_Stated goal_:
Write the material out again in full, word for word. Do not include the pictures.

————————

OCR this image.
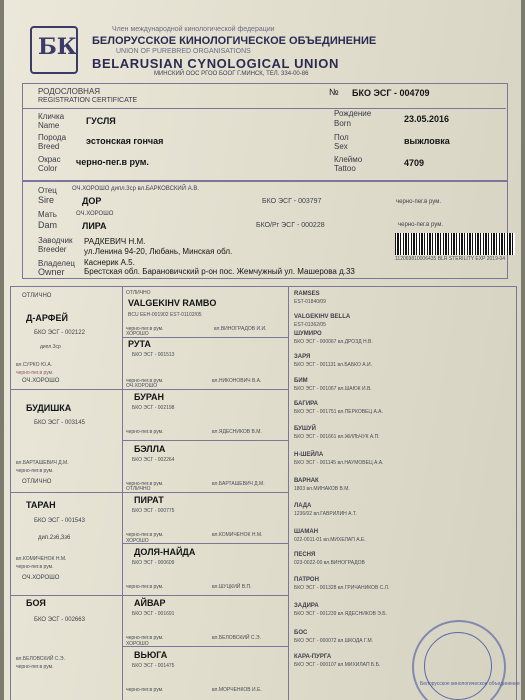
БК
Член международной кинологической федерации
БЕЛОРУССКОЕ КИНОЛОГИЧЕСКОЕ ОБЪЕДИНЕНИЕ
UNION OF PUREBRED ORGANISATIONS
BELARUSIAN CYNOLOGICAL UNION
МИНСКИЙ ООС РГОО БООГ Г.МИНСК, ТЕЛ. 334-00-86
РОДОСЛОВНАЯ
REGISTRATION CERTIFICATE
№ БКО ЭСГ - 004709
Кличка
Name	ГУСЛЯ
Рождение
Born	23.05.2016
Порода
Breed
эстонская гончая	Пол
Sex
выжловка
Окрас
Color
черно-пег.в рум.	Клеймо
Tattoo
4709
Отец	ОЧ.ХОРОШО дипл.3ср вл.БАРКОВСКИЙ А.В.
Sire	ДОР	БКО ЭСГ - 003797	черно-пег.в рум.
Мать	ОЧ.ХОРОШО
Dam	ЛИРА	БКО/Рг ЭСГ - 000228	черно-пег.в рум.
Заводчик
Breeder
РАДКЕВИЧ Н.М.
ул.Ленина 94-20, Любань, Минская обл.
112069810006435 BLR STERILITY EXP 2019-04
Владелец
Owner
Каснерик А.5.
Брестская обл. Барановичский р-он пос. Жемчужный ул. Машерова д.33
ОТЛИЧНО
Д-АРФЕЙ
БКО ЭСГ - 002122
дипл.3ср
вл.СУРКО Ю.А.
черно-пег.в рум.
ОЧ.ХОРОШО
БУДИШКА
БКО ЭСГ - 003145
вл.БАРТАШЕВИЧ Д.М.
черно-пег.в рум.
ОТЛИЧНО
ТАРАН
БКО ЭСГ - 001543
дип.2з6,3з6
вл.КОМИЧЕНОК Н.М.
черно-пег.в рум.
ОЧ.ХОРОШО
БОЯ
БКО ЭСГ - 002663
вл.БЕЛОВСКИЙ С.Э.
черно-пег.в рум.
ОТЛИЧНО
VALGEKIHV RAMBO
BCU EEH-001902 EST-01102/05
вл.ВИНОГРАДОВ И.И.
черно-пег.в рум.
ХОРОШО
РУТА
БКО ЭСГ - 001513
черно-пег.в рум.	вл.НИКОНОВИЧ В.А.
ОЧ.ХОРОШО
БУРАН
БКО ЭСГ - 002198
черно-пег.в рум.	вл.ЯДЕСНИКОВ В.М.
БЭЛЛА
БКО ЭСГ - 002264
черно-пег.в рум.	вл.БАРТАШЕВИЧ Д.М.
ОТЛИЧНО
ПИРАТ
БКО ЭСГ - 000775
черно-пег.в рум.	вл.КОМИЧЕНОК Н.М.
ХОРОШО
ДОЛЯ-НАЙДА
БКО ЭСГ - 000609
черно-пег.в рум.	вл.ШУЦКИЙ В.П.
АЙВАР
БКО ЭСГ - 001691
черно-пег.в рум.	вл.БЕЛОВСКИЙ С.Э.
ХОРОШО
ВЬЮГА
БКО ЭСГ - 001475
черно-пег.в рум.	вл.МОРЧЕНКОВ И.Е.
RAMSES
EST-01840/09
VALGEKIHV BELLA
EST-01362/05
ШУМИРО
БКО ЭСГ - 000067 вл.ДРОЗД Н.В.
ЗАРЯ
БКО ЭСГ - 001131 вл.БАБКО А.И.
БИМ
БКО ЭСГ - 001067 вл.ШАЮК И.В.
БАГИРА
БКО ЭСГ - 001751 вл.ПЕРКОВЕЦ А.А.
БУШУЙ
БКО ЭСГ - 001661 вл.ЖИЛЬЧУК А.П.
Н-ШЕЙЛА
БКО ЭСГ - 001145 вл.НАУМОВЕЦ А.А.
ВАРНАК
1803 вл.МИНАКОВ В.М.
ЛАДА
1236/02 вл.ГАВРИЛИН А.Т.
ШАМАН
022-0011-01 вл.МИХЕЛАП А.Е.
ПЕСНЯ
023-0022-00 вл.ВИНОГРАДОВ
ПАТРОН
БКО ЭСГ - 001328 вл.ГРИЧАНИКОВ С.Л.
ЗАДИРА
БКО ЭСГ - 001239 вл.ЯДЕСНИКОВ Э.Б.
БОС
БКО ЭСГ - 000072 вл.ШКОДА Г.М.
КАРА-ПУРГА
БКО ЭСГ - 000107 вл.МИХИЛАП Б.Б.
Белорусское кинологическое объединение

————————

_Task output_:
OCR this image.
БК
Член международной кинологической федерации
БЕЛОРУССКОЕ КИНОЛОГИЧЕСКОЕ ОБЪЕДИНЕНИЕ
UNION OF PUREBRED ORGANISATIONS
BELARUSIAN CYNOLOGICAL UNION
МИНСКИЙ ООС РГОО БООГ Г.МИНСК, ТЕЛ. 334-00-86
РОДОСЛОВНАЯ
REGISTRATION CERTIFICATE
№ БКО ЭСГ - 004709
Кличка
Name	ГУСЛЯ
Рождение
Born	23.05.2016
Порода
Breed
эстонская гончая	Пол
Sex
выжловка
Окрас
Color
черно-пег.в рум.	Клеймо
Tattoo
4709
Отец	ОЧ.ХОРОШО дипл.3ср вл.БАРКОВСКИЙ А.В.
Sire	ДОР	БКО ЭСГ - 003797	черно-пег.в рум.
Мать	ОЧ.ХОРОШО
Dam	ЛИРА	БКО/Рг ЭСГ - 000228	черно-пег.в рум.
Заводчик
Breeder
РАДКЕВИЧ Н.М.
ул.Ленина 94-20, Любань, Минская обл.
112069810006435 BLR STERILITY EXP 2019-04
Владелец
Owner
Каснерик А.5.
Брестская обл. Барановичский р-он пос. Жемчужный ул. Машерова д.33
ОТЛИЧНО
Д-АРФЕЙ
БКО ЭСГ - 002122
дипл.3ср
вл.СУРКО Ю.А.
черно-пег.в рум.
ОЧ.ХОРОШО
БУДИШКА
БКО ЭСГ - 003145
вл.БАРТАШЕВИЧ Д.М.
черно-пег.в рум.
ОТЛИЧНО
ТАРАН
БКО ЭСГ - 001543
дип.2з6,3з6
вл.КОМИЧЕНОК Н.М.
черно-пег.в рум.
ОЧ.ХОРОШО
БОЯ
БКО ЭСГ - 002663
вл.БЕЛОВСКИЙ С.Э.
черно-пег.в рум.
ОТЛИЧНО
VALGEKIHV RAMBO
BCU EEH-001902 EST-01102/05
вл.ВИНОГРАДОВ И.И.
черно-пег.в рум.
ХОРОШО
РУТА
БКО ЭСГ - 001513
черно-пег.в рум.	вл.НИКОНОВИЧ В.А.
ОЧ.ХОРОШО
БУРАН
БКО ЭСГ - 002198
черно-пег.в рум.	вл.ЯДЕСНИКОВ В.М.
БЭЛЛА
БКО ЭСГ - 002264
черно-пег.в рум.	вл.БАРТАШЕВИЧ Д.М.
ОТЛИЧНО
ПИРАТ
БКО ЭСГ - 000775
черно-пег.в рум.	вл.КОМИЧЕНОК Н.М.
ХОРОШО
ДОЛЯ-НАЙДА
БКО ЭСГ - 000609
черно-пег.в рум.	вл.ШУЦКИЙ В.П.
АЙВАР
БКО ЭСГ - 001691
черно-пег.в рум.	вл.БЕЛОВСКИЙ С.Э.
ХОРОШО
ВЬЮГА
БКО ЭСГ - 001475
черно-пег.в рум.	вл.МОРЧЕНКОВ И.Е.
RAMSES
EST-01840/09
VALGEKIHV BELLA
EST-01362/05
ШУМИРО
БКО ЭСГ - 000067 вл.ДРОЗД Н.В.
ЗАРЯ
БКО ЭСГ - 001131 вл.БАБКО А.И.
БИМ
БКО ЭСГ - 001067 вл.ШАЮК И.В.
БАГИРА
БКО ЭСГ - 001751 вл.ПЕРКОВЕЦ А.А.
БУШУЙ
БКО ЭСГ - 001661 вл.ЖИЛЬЧУК А.П.
Н-ШЕЙЛА
БКО ЭСГ - 001145 вл.НАУМОВЕЦ А.А.
ВАРНАК
1803 вл.МИНАКОВ В.М.
ЛАДА
1236/02 вл.ГАВРИЛИН А.Т.
ШАМАН
022-0011-01 вл.МИХЕЛАП А.Е.
ПЕСНЯ
023-0022-00 вл.ВИНОГРАДОВ
ПАТРОН
БКО ЭСГ - 001328 вл.ГРИЧАНИКОВ С.Л.
ЗАДИРА
БКО ЭСГ - 001239 вл.ЯДЕСНИКОВ Э.Б.
БОС
БКО ЭСГ - 000072 вл.ШКОДА Г.М.
КАРА-ПУРГА
БКО ЭСГ - 000107 вл.МИХИЛАП Б.Б.
Белорусское кинологическое объединение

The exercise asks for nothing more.